§ **Set task**
Transcribe the records below exactly, leaving out any pictures.

(Collection entries)
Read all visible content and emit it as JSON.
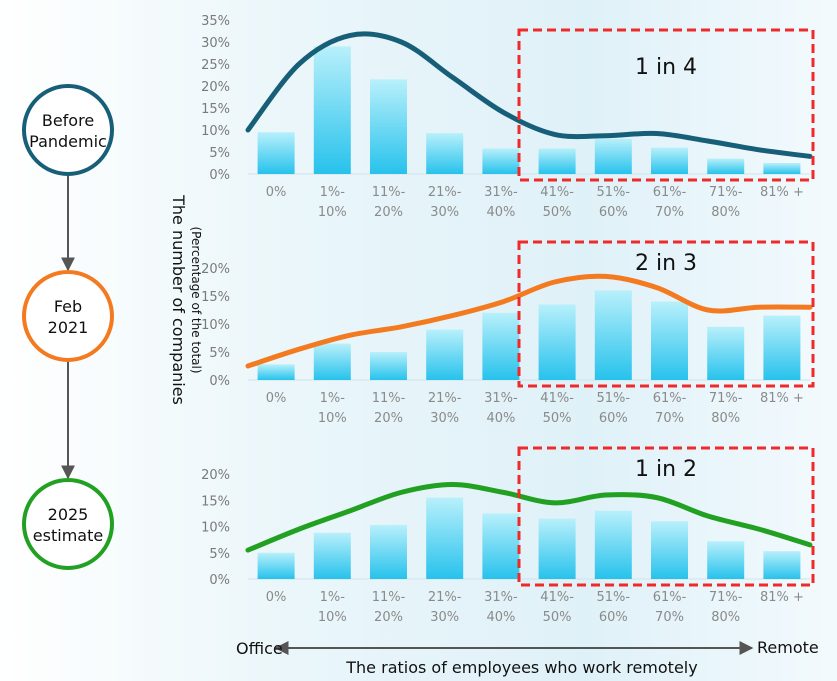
{
  "timeline": [
    {
      "lines": [
        "Before",
        "Pandemic"
      ],
      "color": "#175f78"
    },
    {
      "lines": [
        "Feb",
        "2021"
      ],
      "color": "#f47a20"
    },
    {
      "lines": [
        "2025",
        "estimate"
      ],
      "color": "#21a021"
    }
  ],
  "y_axis_title": "The number of companies",
  "y_axis_subtitle": "(Percentage of the total)",
  "x_axis_title": "The ratios of employees who work remotely",
  "x_left_label": "Office",
  "x_right_label": "Remote",
  "chart_data": [
    {
      "type": "bar",
      "title": "",
      "categories": [
        "0%",
        "1%-10%",
        "11%-20%",
        "21%-30%",
        "31%-40%",
        "41%-50%",
        "51%-60%",
        "61%-70%",
        "71%-80%",
        "81% +"
      ],
      "tick_lines": [
        [
          "0%"
        ],
        [
          "1%-",
          "10%"
        ],
        [
          "11%-",
          "20%"
        ],
        [
          "21%-",
          "30%"
        ],
        [
          "31%-",
          "40%"
        ],
        [
          "41%-",
          "50%"
        ],
        [
          "51%-",
          "60%"
        ],
        [
          "61%-",
          "70%"
        ],
        [
          "71%-",
          "80%"
        ],
        [
          "81% +"
        ]
      ],
      "values": [
        9.5,
        29,
        21.5,
        9.3,
        5.8,
        5.8,
        8,
        6,
        3.5,
        2.5
      ],
      "trend": [
        10,
        25,
        31.5,
        30,
        22,
        14,
        9,
        8.7,
        9.2,
        7.5,
        5.5,
        4
      ],
      "trend_color": "#175f78",
      "ylim": [
        0,
        35
      ],
      "yticks": [
        "0%",
        "5%",
        "10%",
        "15%",
        "20%",
        "25%",
        "30%",
        "35%"
      ],
      "highlight_label": "1 in 4",
      "highlight_color": "#ee2a2a"
    },
    {
      "type": "bar",
      "title": "",
      "categories": [
        "0%",
        "1%-10%",
        "11%-20%",
        "21%-30%",
        "31%-40%",
        "41%-50%",
        "51%-60%",
        "61%-70%",
        "71%-80%",
        "81% +"
      ],
      "tick_lines": [
        [
          "0%"
        ],
        [
          "1%-",
          "10%"
        ],
        [
          "11%-",
          "20%"
        ],
        [
          "21%-",
          "30%"
        ],
        [
          "31%-",
          "40%"
        ],
        [
          "41%-",
          "50%"
        ],
        [
          "51%-",
          "60%"
        ],
        [
          "61%-",
          "70%"
        ],
        [
          "71%-",
          "80%"
        ],
        [
          "81% +"
        ]
      ],
      "values": [
        2.8,
        6.5,
        5,
        9,
        12,
        13.5,
        16,
        14,
        9.5,
        11.5
      ],
      "trend": [
        2.5,
        5.5,
        8,
        9.5,
        11.5,
        14,
        17.5,
        18.5,
        16.5,
        12.5,
        13,
        13
      ],
      "trend_color": "#f47a20",
      "ylim": [
        0,
        20
      ],
      "yticks": [
        "0%",
        "5%",
        "10%",
        "15%",
        "20%"
      ],
      "highlight_label": "2 in 3",
      "highlight_color": "#ee2a2a"
    },
    {
      "type": "bar",
      "title": "",
      "categories": [
        "0%",
        "1%-10%",
        "11%-20%",
        "21%-30%",
        "31%-40%",
        "41%-50%",
        "51%-60%",
        "61%-70%",
        "71%-80%",
        "81% +"
      ],
      "tick_lines": [
        [
          "0%"
        ],
        [
          "1%-",
          "10%"
        ],
        [
          "11%-",
          "20%"
        ],
        [
          "21%-",
          "30%"
        ],
        [
          "31%-",
          "40%"
        ],
        [
          "41%-",
          "50%"
        ],
        [
          "51%-",
          "60%"
        ],
        [
          "61%-",
          "70%"
        ],
        [
          "71%-",
          "80%"
        ],
        [
          "81% +"
        ]
      ],
      "values": [
        5,
        8.8,
        10.3,
        15.5,
        12.5,
        11.5,
        13,
        11,
        7.2,
        5.3
      ],
      "trend": [
        5.5,
        9.5,
        13,
        16.5,
        18,
        16.5,
        14.5,
        16,
        15.5,
        12,
        9.5,
        6.5
      ],
      "trend_color": "#21a021",
      "ylim": [
        0,
        20
      ],
      "yticks": [
        "0%",
        "5%",
        "10%",
        "15%",
        "20%"
      ],
      "highlight_label": "1 in 2",
      "highlight_color": "#ee2a2a"
    }
  ]
}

§ **Response for this exercise**
Read all visible content and emit it as JSON.
{
  "timeline": [
    {
      "lines": [
        "Before",
        "Pandemic"
      ],
      "color": "#175f78"
    },
    {
      "lines": [
        "Feb",
        "2021"
      ],
      "color": "#f47a20"
    },
    {
      "lines": [
        "2025",
        "estimate"
      ],
      "color": "#21a021"
    }
  ],
  "y_axis_title": "The number of companies",
  "y_axis_subtitle": "(Percentage of the total)",
  "x_axis_title": "The ratios of employees who work remotely",
  "x_left_label": "Office",
  "x_right_label": "Remote",
  "chart_data": [
    {
      "type": "bar",
      "title": "",
      "categories": [
        "0%",
        "1%-10%",
        "11%-20%",
        "21%-30%",
        "31%-40%",
        "41%-50%",
        "51%-60%",
        "61%-70%",
        "71%-80%",
        "81% +"
      ],
      "tick_lines": [
        [
          "0%"
        ],
        [
          "1%-",
          "10%"
        ],
        [
          "11%-",
          "20%"
        ],
        [
          "21%-",
          "30%"
        ],
        [
          "31%-",
          "40%"
        ],
        [
          "41%-",
          "50%"
        ],
        [
          "51%-",
          "60%"
        ],
        [
          "61%-",
          "70%"
        ],
        [
          "71%-",
          "80%"
        ],
        [
          "81% +"
        ]
      ],
      "values": [
        9.5,
        29,
        21.5,
        9.3,
        5.8,
        5.8,
        8,
        6,
        3.5,
        2.5
      ],
      "trend": [
        10,
        25,
        31.5,
        30,
        22,
        14,
        9,
        8.7,
        9.2,
        7.5,
        5.5,
        4
      ],
      "trend_color": "#175f78",
      "ylim": [
        0,
        35
      ],
      "yticks": [
        "0%",
        "5%",
        "10%",
        "15%",
        "20%",
        "25%",
        "30%",
        "35%"
      ],
      "highlight_label": "1 in 4",
      "highlight_color": "#ee2a2a"
    },
    {
      "type": "bar",
      "title": "",
      "categories": [
        "0%",
        "1%-10%",
        "11%-20%",
        "21%-30%",
        "31%-40%",
        "41%-50%",
        "51%-60%",
        "61%-70%",
        "71%-80%",
        "81% +"
      ],
      "tick_lines": [
        [
          "0%"
        ],
        [
          "1%-",
          "10%"
        ],
        [
          "11%-",
          "20%"
        ],
        [
          "21%-",
          "30%"
        ],
        [
          "31%-",
          "40%"
        ],
        [
          "41%-",
          "50%"
        ],
        [
          "51%-",
          "60%"
        ],
        [
          "61%-",
          "70%"
        ],
        [
          "71%-",
          "80%"
        ],
        [
          "81% +"
        ]
      ],
      "values": [
        2.8,
        6.5,
        5,
        9,
        12,
        13.5,
        16,
        14,
        9.5,
        11.5
      ],
      "trend": [
        2.5,
        5.5,
        8,
        9.5,
        11.5,
        14,
        17.5,
        18.5,
        16.5,
        12.5,
        13,
        13
      ],
      "trend_color": "#f47a20",
      "ylim": [
        0,
        20
      ],
      "yticks": [
        "0%",
        "5%",
        "10%",
        "15%",
        "20%"
      ],
      "highlight_label": "2 in 3",
      "highlight_color": "#ee2a2a"
    },
    {
      "type": "bar",
      "title": "",
      "categories": [
        "0%",
        "1%-10%",
        "11%-20%",
        "21%-30%",
        "31%-40%",
        "41%-50%",
        "51%-60%",
        "61%-70%",
        "71%-80%",
        "81% +"
      ],
      "tick_lines": [
        [
          "0%"
        ],
        [
          "1%-",
          "10%"
        ],
        [
          "11%-",
          "20%"
        ],
        [
          "21%-",
          "30%"
        ],
        [
          "31%-",
          "40%"
        ],
        [
          "41%-",
          "50%"
        ],
        [
          "51%-",
          "60%"
        ],
        [
          "61%-",
          "70%"
        ],
        [
          "71%-",
          "80%"
        ],
        [
          "81% +"
        ]
      ],
      "values": [
        5,
        8.8,
        10.3,
        15.5,
        12.5,
        11.5,
        13,
        11,
        7.2,
        5.3
      ],
      "trend": [
        5.5,
        9.5,
        13,
        16.5,
        18,
        16.5,
        14.5,
        16,
        15.5,
        12,
        9.5,
        6.5
      ],
      "trend_color": "#21a021",
      "ylim": [
        0,
        20
      ],
      "yticks": [
        "0%",
        "5%",
        "10%",
        "15%",
        "20%"
      ],
      "highlight_label": "1 in 2",
      "highlight_color": "#ee2a2a"
    }
  ]
}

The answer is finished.